§ **Extracted records**
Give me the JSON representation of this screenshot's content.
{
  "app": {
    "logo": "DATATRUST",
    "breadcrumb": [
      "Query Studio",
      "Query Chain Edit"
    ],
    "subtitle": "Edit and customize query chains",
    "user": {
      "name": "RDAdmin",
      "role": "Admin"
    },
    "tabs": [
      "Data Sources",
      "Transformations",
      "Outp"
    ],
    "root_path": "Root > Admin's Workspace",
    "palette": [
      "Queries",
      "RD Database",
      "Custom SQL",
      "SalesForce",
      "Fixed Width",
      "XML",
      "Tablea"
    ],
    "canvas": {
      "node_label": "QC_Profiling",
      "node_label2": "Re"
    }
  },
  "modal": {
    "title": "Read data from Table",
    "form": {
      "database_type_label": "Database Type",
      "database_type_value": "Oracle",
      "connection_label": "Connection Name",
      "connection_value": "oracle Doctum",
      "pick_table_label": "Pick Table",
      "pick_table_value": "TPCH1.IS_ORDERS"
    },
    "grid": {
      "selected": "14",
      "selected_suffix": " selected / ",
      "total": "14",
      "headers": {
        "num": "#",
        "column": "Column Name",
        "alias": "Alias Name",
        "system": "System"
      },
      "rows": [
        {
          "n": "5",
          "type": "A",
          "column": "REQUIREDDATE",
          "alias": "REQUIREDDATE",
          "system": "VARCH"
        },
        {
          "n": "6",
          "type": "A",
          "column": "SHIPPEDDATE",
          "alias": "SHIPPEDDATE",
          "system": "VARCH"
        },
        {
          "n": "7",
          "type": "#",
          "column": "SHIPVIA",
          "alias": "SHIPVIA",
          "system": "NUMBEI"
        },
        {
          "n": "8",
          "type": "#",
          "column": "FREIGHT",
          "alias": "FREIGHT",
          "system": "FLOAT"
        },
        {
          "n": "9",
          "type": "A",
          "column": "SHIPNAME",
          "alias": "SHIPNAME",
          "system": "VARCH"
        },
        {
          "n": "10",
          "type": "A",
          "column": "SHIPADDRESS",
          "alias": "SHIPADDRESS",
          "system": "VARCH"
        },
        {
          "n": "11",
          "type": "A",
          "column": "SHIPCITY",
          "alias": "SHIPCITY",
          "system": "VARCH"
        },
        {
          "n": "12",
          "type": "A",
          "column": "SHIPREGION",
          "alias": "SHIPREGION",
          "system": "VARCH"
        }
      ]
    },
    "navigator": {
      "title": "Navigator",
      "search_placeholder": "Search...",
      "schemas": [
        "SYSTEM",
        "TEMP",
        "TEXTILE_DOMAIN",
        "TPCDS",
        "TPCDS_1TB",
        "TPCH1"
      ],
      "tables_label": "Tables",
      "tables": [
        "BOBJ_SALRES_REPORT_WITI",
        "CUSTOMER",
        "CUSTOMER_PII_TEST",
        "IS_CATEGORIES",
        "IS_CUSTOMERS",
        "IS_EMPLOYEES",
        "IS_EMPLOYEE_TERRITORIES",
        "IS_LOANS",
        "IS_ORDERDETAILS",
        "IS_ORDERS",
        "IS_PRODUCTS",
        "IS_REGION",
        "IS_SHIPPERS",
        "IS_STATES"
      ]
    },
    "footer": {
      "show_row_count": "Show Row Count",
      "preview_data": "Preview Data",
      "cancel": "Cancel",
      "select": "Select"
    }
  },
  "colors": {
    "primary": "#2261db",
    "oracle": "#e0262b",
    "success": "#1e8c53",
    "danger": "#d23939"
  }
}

§ **Task description**
Restate the listing above word for word.

§ **Final answer**
Give me the JSON representation of this screenshot's content.
{
  "app": {
    "logo": "DATATRUST",
    "breadcrumb": [
      "Query Studio",
      "Query Chain Edit"
    ],
    "subtitle": "Edit and customize query chains",
    "user": {
      "name": "RDAdmin",
      "role": "Admin"
    },
    "tabs": [
      "Data Sources",
      "Transformations",
      "Outp"
    ],
    "root_path": "Root > Admin's Workspace",
    "palette": [
      "Queries",
      "RD Database",
      "Custom SQL",
      "SalesForce",
      "Fixed Width",
      "XML",
      "Tablea"
    ],
    "canvas": {
      "node_label": "QC_Profiling",
      "node_label2": "Re"
    }
  },
  "modal": {
    "title": "Read data from Table",
    "form": {
      "database_type_label": "Database Type",
      "database_type_value": "Oracle",
      "connection_label": "Connection Name",
      "connection_value": "oracle Doctum",
      "pick_table_label": "Pick Table",
      "pick_table_value": "TPCH1.IS_ORDERS"
    },
    "grid": {
      "selected": "14",
      "selected_suffix": " selected / ",
      "total": "14",
      "headers": {
        "num": "#",
        "column": "Column Name",
        "alias": "Alias Name",
        "system": "System"
      },
      "rows": [
        {
          "n": "5",
          "type": "A",
          "column": "REQUIREDDATE",
          "alias": "REQUIREDDATE",
          "system": "VARCH"
        },
        {
          "n": "6",
          "type": "A",
          "column": "SHIPPEDDATE",
          "alias": "SHIPPEDDATE",
          "system": "VARCH"
        },
        {
          "n": "7",
          "type": "#",
          "column": "SHIPVIA",
          "alias": "SHIPVIA",
          "system": "NUMBEI"
        },
        {
          "n": "8",
          "type": "#",
          "column": "FREIGHT",
          "alias": "FREIGHT",
          "system": "FLOAT"
        },
        {
          "n": "9",
          "type": "A",
          "column": "SHIPNAME",
          "alias": "SHIPNAME",
          "system": "VARCH"
        },
        {
          "n": "10",
          "type": "A",
          "column": "SHIPADDRESS",
          "alias": "SHIPADDRESS",
          "system": "VARCH"
        },
        {
          "n": "11",
          "type": "A",
          "column": "SHIPCITY",
          "alias": "SHIPCITY",
          "system": "VARCH"
        },
        {
          "n": "12",
          "type": "A",
          "column": "SHIPREGION",
          "alias": "SHIPREGION",
          "system": "VARCH"
        }
      ]
    },
    "navigator": {
      "title": "Navigator",
      "search_placeholder": "Search...",
      "schemas": [
        "SYSTEM",
        "TEMP",
        "TEXTILE_DOMAIN",
        "TPCDS",
        "TPCDS_1TB",
        "TPCH1"
      ],
      "tables_label": "Tables",
      "tables": [
        "BOBJ_SALRES_REPORT_WITI",
        "CUSTOMER",
        "CUSTOMER_PII_TEST",
        "IS_CATEGORIES",
        "IS_CUSTOMERS",
        "IS_EMPLOYEES",
        "IS_EMPLOYEE_TERRITORIES",
        "IS_LOANS",
        "IS_ORDERDETAILS",
        "IS_ORDERS",
        "IS_PRODUCTS",
        "IS_REGION",
        "IS_SHIPPERS",
        "IS_STATES"
      ]
    },
    "footer": {
      "show_row_count": "Show Row Count",
      "preview_data": "Preview Data",
      "cancel": "Cancel",
      "select": "Select"
    }
  },
  "colors": {
    "primary": "#2261db",
    "oracle": "#e0262b",
    "success": "#1e8c53",
    "danger": "#d23939"
  }
}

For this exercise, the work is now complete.